Identify the lines containing the word "date". Copy each one.

## START

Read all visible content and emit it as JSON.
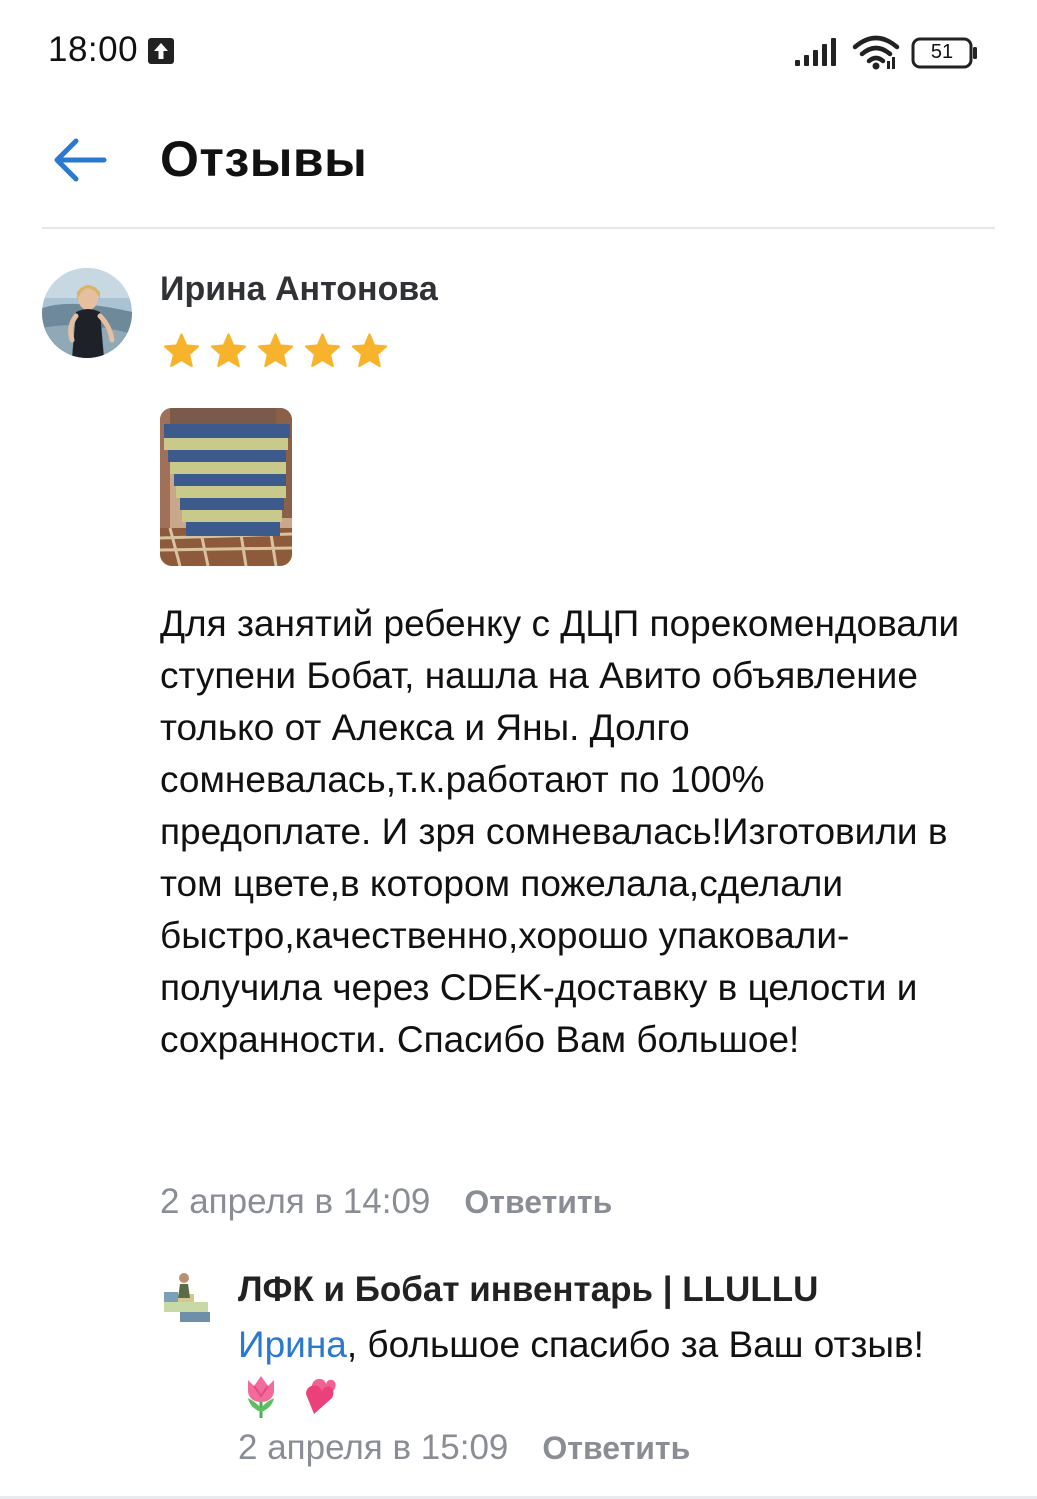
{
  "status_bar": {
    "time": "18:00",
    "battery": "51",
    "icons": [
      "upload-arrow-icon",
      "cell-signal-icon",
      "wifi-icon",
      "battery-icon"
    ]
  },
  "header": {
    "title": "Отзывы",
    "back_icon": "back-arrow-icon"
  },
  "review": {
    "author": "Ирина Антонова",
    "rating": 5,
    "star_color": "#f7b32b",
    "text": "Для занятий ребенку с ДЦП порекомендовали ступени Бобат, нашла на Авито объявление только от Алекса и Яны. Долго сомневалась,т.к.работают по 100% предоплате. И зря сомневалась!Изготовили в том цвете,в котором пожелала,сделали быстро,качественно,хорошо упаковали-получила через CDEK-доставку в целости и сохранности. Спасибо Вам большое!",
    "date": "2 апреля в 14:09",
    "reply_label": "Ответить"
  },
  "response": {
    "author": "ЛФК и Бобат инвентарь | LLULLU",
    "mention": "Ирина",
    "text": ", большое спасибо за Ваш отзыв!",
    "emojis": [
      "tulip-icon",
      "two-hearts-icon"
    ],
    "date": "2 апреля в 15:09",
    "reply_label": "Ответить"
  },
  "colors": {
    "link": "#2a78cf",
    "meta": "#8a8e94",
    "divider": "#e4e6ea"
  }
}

## END

REPLY TO THE EXERCISE
    "date": "2 апреля в 14:09",
    "date": "2 апреля в 15:09",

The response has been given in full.